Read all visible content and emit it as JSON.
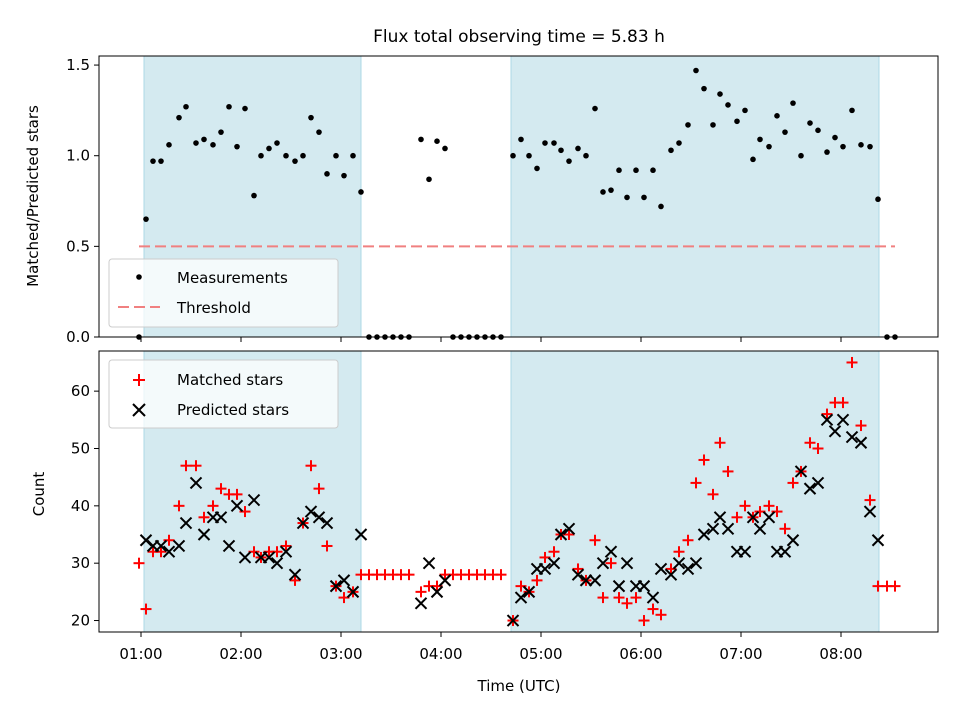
{
  "chart_data": [
    {
      "type": "scatter",
      "title": "Flux total observing time = 5.83 h",
      "xlabel": "",
      "ylabel": "Matched/Predicted stars",
      "ylim": [
        0,
        1.55
      ],
      "xlim": [
        0.58,
        8.97
      ],
      "x_ticks": [
        1,
        2,
        3,
        4,
        5,
        6,
        7,
        8
      ],
      "x_tick_labels_visible": false,
      "y_ticks": [
        0.0,
        0.5,
        1.0,
        1.5
      ],
      "y_tick_labels": [
        "0.0",
        "0.5",
        "1.0",
        "1.5"
      ],
      "shaded_intervals": [
        [
          1.03,
          3.2
        ],
        [
          4.7,
          8.38
        ]
      ],
      "shade_color": "#d4eaf0",
      "grid": false,
      "legend_position": "lower-left",
      "series": [
        {
          "name": "Measurements",
          "kind": "scatter",
          "marker": "dot",
          "color": "#000000",
          "points": [
            [
              0.98,
              0.0
            ],
            [
              1.05,
              0.65
            ],
            [
              1.12,
              0.97
            ],
            [
              1.2,
              0.97
            ],
            [
              1.28,
              1.06
            ],
            [
              1.38,
              1.21
            ],
            [
              1.45,
              1.27
            ],
            [
              1.55,
              1.07
            ],
            [
              1.63,
              1.09
            ],
            [
              1.72,
              1.06
            ],
            [
              1.8,
              1.13
            ],
            [
              1.88,
              1.27
            ],
            [
              1.96,
              1.05
            ],
            [
              2.04,
              1.26
            ],
            [
              2.13,
              0.78
            ],
            [
              2.2,
              1.0
            ],
            [
              2.28,
              1.04
            ],
            [
              2.36,
              1.07
            ],
            [
              2.45,
              1.0
            ],
            [
              2.54,
              0.97
            ],
            [
              2.62,
              1.0
            ],
            [
              2.7,
              1.21
            ],
            [
              2.78,
              1.13
            ],
            [
              2.86,
              0.9
            ],
            [
              2.95,
              1.0
            ],
            [
              3.03,
              0.89
            ],
            [
              3.12,
              1.0
            ],
            [
              3.2,
              0.8
            ],
            [
              3.28,
              0.0
            ],
            [
              3.36,
              0.0
            ],
            [
              3.44,
              0.0
            ],
            [
              3.52,
              0.0
            ],
            [
              3.6,
              0.0
            ],
            [
              3.68,
              0.0
            ],
            [
              3.8,
              1.09
            ],
            [
              3.88,
              0.87
            ],
            [
              3.96,
              1.08
            ],
            [
              4.04,
              1.04
            ],
            [
              4.12,
              0.0
            ],
            [
              4.2,
              0.0
            ],
            [
              4.28,
              0.0
            ],
            [
              4.36,
              0.0
            ],
            [
              4.44,
              0.0
            ],
            [
              4.52,
              0.0
            ],
            [
              4.6,
              0.0
            ],
            [
              4.72,
              1.0
            ],
            [
              4.8,
              1.09
            ],
            [
              4.88,
              1.0
            ],
            [
              4.96,
              0.93
            ],
            [
              5.04,
              1.07
            ],
            [
              5.13,
              1.07
            ],
            [
              5.2,
              1.03
            ],
            [
              5.28,
              0.97
            ],
            [
              5.37,
              1.04
            ],
            [
              5.45,
              1.0
            ],
            [
              5.54,
              1.26
            ],
            [
              5.62,
              0.8
            ],
            [
              5.7,
              0.81
            ],
            [
              5.78,
              0.92
            ],
            [
              5.86,
              0.77
            ],
            [
              5.95,
              0.92
            ],
            [
              6.03,
              0.77
            ],
            [
              6.12,
              0.92
            ],
            [
              6.2,
              0.72
            ],
            [
              6.3,
              1.03
            ],
            [
              6.38,
              1.07
            ],
            [
              6.47,
              1.17
            ],
            [
              6.55,
              1.47
            ],
            [
              6.63,
              1.37
            ],
            [
              6.72,
              1.17
            ],
            [
              6.79,
              1.34
            ],
            [
              6.87,
              1.28
            ],
            [
              6.96,
              1.19
            ],
            [
              7.04,
              1.25
            ],
            [
              7.12,
              0.98
            ],
            [
              7.19,
              1.09
            ],
            [
              7.28,
              1.05
            ],
            [
              7.36,
              1.22
            ],
            [
              7.44,
              1.13
            ],
            [
              7.52,
              1.29
            ],
            [
              7.6,
              1.0
            ],
            [
              7.69,
              1.18
            ],
            [
              7.77,
              1.14
            ],
            [
              7.86,
              1.02
            ],
            [
              7.94,
              1.1
            ],
            [
              8.02,
              1.05
            ],
            [
              8.11,
              1.25
            ],
            [
              8.2,
              1.06
            ],
            [
              8.29,
              1.05
            ],
            [
              8.37,
              0.76
            ],
            [
              8.46,
              0.0
            ],
            [
              8.54,
              0.0
            ]
          ]
        },
        {
          "name": "Threshold",
          "kind": "hline",
          "style": "dashed",
          "color": "#f08080",
          "y": 0.5,
          "x_range": [
            0.98,
            8.54
          ]
        }
      ]
    },
    {
      "type": "scatter",
      "title": "",
      "xlabel": "Time (UTC)",
      "ylabel": "Count",
      "ylim": [
        18,
        67
      ],
      "xlim": [
        0.58,
        8.97
      ],
      "x_ticks": [
        1,
        2,
        3,
        4,
        5,
        6,
        7,
        8
      ],
      "x_tick_labels": [
        "01:00",
        "02:00",
        "03:00",
        "04:00",
        "05:00",
        "06:00",
        "07:00",
        "08:00"
      ],
      "y_ticks": [
        20,
        30,
        40,
        50,
        60
      ],
      "y_tick_labels": [
        "20",
        "30",
        "40",
        "50",
        "60"
      ],
      "shaded_intervals": [
        [
          1.03,
          3.2
        ],
        [
          4.7,
          8.38
        ]
      ],
      "shade_color": "#d4eaf0",
      "grid": false,
      "legend_position": "upper-left",
      "series": [
        {
          "name": "Matched stars",
          "kind": "scatter",
          "marker": "plus",
          "color": "#ff0000",
          "points": [
            [
              0.98,
              30
            ],
            [
              1.05,
              22
            ],
            [
              1.12,
              32
            ],
            [
              1.2,
              32
            ],
            [
              1.28,
              34
            ],
            [
              1.38,
              40
            ],
            [
              1.45,
              47
            ],
            [
              1.55,
              47
            ],
            [
              1.63,
              38
            ],
            [
              1.72,
              40
            ],
            [
              1.8,
              43
            ],
            [
              1.88,
              42
            ],
            [
              1.96,
              42
            ],
            [
              2.04,
              39
            ],
            [
              2.13,
              32
            ],
            [
              2.2,
              31
            ],
            [
              2.28,
              32
            ],
            [
              2.36,
              32
            ],
            [
              2.45,
              33
            ],
            [
              2.54,
              27
            ],
            [
              2.62,
              37
            ],
            [
              2.7,
              47
            ],
            [
              2.78,
              43
            ],
            [
              2.86,
              33
            ],
            [
              2.95,
              26
            ],
            [
              3.03,
              24
            ],
            [
              3.12,
              25
            ],
            [
              3.2,
              28
            ],
            [
              3.28,
              28
            ],
            [
              3.36,
              28
            ],
            [
              3.44,
              28
            ],
            [
              3.52,
              28
            ],
            [
              3.6,
              28
            ],
            [
              3.68,
              28
            ],
            [
              3.8,
              25
            ],
            [
              3.88,
              26
            ],
            [
              3.96,
              26
            ],
            [
              4.04,
              28
            ],
            [
              4.12,
              28
            ],
            [
              4.2,
              28
            ],
            [
              4.28,
              28
            ],
            [
              4.36,
              28
            ],
            [
              4.44,
              28
            ],
            [
              4.52,
              28
            ],
            [
              4.6,
              28
            ],
            [
              4.72,
              20
            ],
            [
              4.8,
              26
            ],
            [
              4.88,
              25
            ],
            [
              4.96,
              27
            ],
            [
              5.04,
              31
            ],
            [
              5.13,
              32
            ],
            [
              5.2,
              35
            ],
            [
              5.28,
              35
            ],
            [
              5.37,
              29
            ],
            [
              5.45,
              27
            ],
            [
              5.54,
              34
            ],
            [
              5.62,
              24
            ],
            [
              5.7,
              30
            ],
            [
              5.78,
              24
            ],
            [
              5.86,
              23
            ],
            [
              5.95,
              24
            ],
            [
              6.03,
              20
            ],
            [
              6.12,
              22
            ],
            [
              6.2,
              21
            ],
            [
              6.3,
              29
            ],
            [
              6.38,
              32
            ],
            [
              6.47,
              34
            ],
            [
              6.55,
              44
            ],
            [
              6.63,
              48
            ],
            [
              6.72,
              42
            ],
            [
              6.79,
              51
            ],
            [
              6.87,
              46
            ],
            [
              6.96,
              38
            ],
            [
              7.04,
              40
            ],
            [
              7.12,
              38
            ],
            [
              7.19,
              39
            ],
            [
              7.28,
              40
            ],
            [
              7.36,
              39
            ],
            [
              7.44,
              36
            ],
            [
              7.52,
              44
            ],
            [
              7.6,
              46
            ],
            [
              7.69,
              51
            ],
            [
              7.77,
              50
            ],
            [
              7.86,
              56
            ],
            [
              7.94,
              58
            ],
            [
              8.02,
              58
            ],
            [
              8.11,
              65
            ],
            [
              8.2,
              54
            ],
            [
              8.29,
              41
            ],
            [
              8.37,
              26
            ],
            [
              8.46,
              26
            ],
            [
              8.54,
              26
            ]
          ]
        },
        {
          "name": "Predicted stars",
          "kind": "scatter",
          "marker": "x",
          "color": "#000000",
          "points": [
            [
              1.05,
              34
            ],
            [
              1.12,
              33
            ],
            [
              1.2,
              33
            ],
            [
              1.28,
              32
            ],
            [
              1.38,
              33
            ],
            [
              1.45,
              37
            ],
            [
              1.55,
              44
            ],
            [
              1.63,
              35
            ],
            [
              1.72,
              38
            ],
            [
              1.8,
              38
            ],
            [
              1.88,
              33
            ],
            [
              1.96,
              40
            ],
            [
              2.04,
              31
            ],
            [
              2.13,
              41
            ],
            [
              2.2,
              31
            ],
            [
              2.28,
              31
            ],
            [
              2.36,
              30
            ],
            [
              2.45,
              32
            ],
            [
              2.54,
              28
            ],
            [
              2.62,
              37
            ],
            [
              2.7,
              39
            ],
            [
              2.78,
              38
            ],
            [
              2.86,
              37
            ],
            [
              2.95,
              26
            ],
            [
              3.03,
              27
            ],
            [
              3.12,
              25
            ],
            [
              3.2,
              35
            ],
            [
              3.8,
              23
            ],
            [
              3.88,
              30
            ],
            [
              3.96,
              25
            ],
            [
              4.04,
              27
            ],
            [
              4.72,
              20
            ],
            [
              4.8,
              24
            ],
            [
              4.88,
              25
            ],
            [
              4.96,
              29
            ],
            [
              5.04,
              29
            ],
            [
              5.13,
              30
            ],
            [
              5.2,
              35
            ],
            [
              5.28,
              36
            ],
            [
              5.37,
              28
            ],
            [
              5.45,
              27
            ],
            [
              5.54,
              27
            ],
            [
              5.62,
              30
            ],
            [
              5.7,
              32
            ],
            [
              5.78,
              26
            ],
            [
              5.86,
              30
            ],
            [
              5.95,
              26
            ],
            [
              6.03,
              26
            ],
            [
              6.12,
              24
            ],
            [
              6.2,
              29
            ],
            [
              6.3,
              28
            ],
            [
              6.38,
              30
            ],
            [
              6.47,
              29
            ],
            [
              6.55,
              30
            ],
            [
              6.63,
              35
            ],
            [
              6.72,
              36
            ],
            [
              6.79,
              38
            ],
            [
              6.87,
              36
            ],
            [
              6.96,
              32
            ],
            [
              7.04,
              32
            ],
            [
              7.12,
              38
            ],
            [
              7.19,
              36
            ],
            [
              7.28,
              38
            ],
            [
              7.36,
              32
            ],
            [
              7.44,
              32
            ],
            [
              7.52,
              34
            ],
            [
              7.6,
              46
            ],
            [
              7.69,
              43
            ],
            [
              7.77,
              44
            ],
            [
              7.86,
              55
            ],
            [
              7.94,
              53
            ],
            [
              8.02,
              55
            ],
            [
              8.11,
              52
            ],
            [
              8.2,
              51
            ],
            [
              8.29,
              39
            ],
            [
              8.37,
              34
            ]
          ]
        }
      ]
    }
  ]
}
════════
> [STATED PROBLEM]:
Show every line from the listing above in which the string "name" appears.

> [OUTPUT OF THE EXERCISE]:
          "name": "Measurements",
          "name": "Threshold",
          "name": "Matched stars",
          "name": "Predicted stars",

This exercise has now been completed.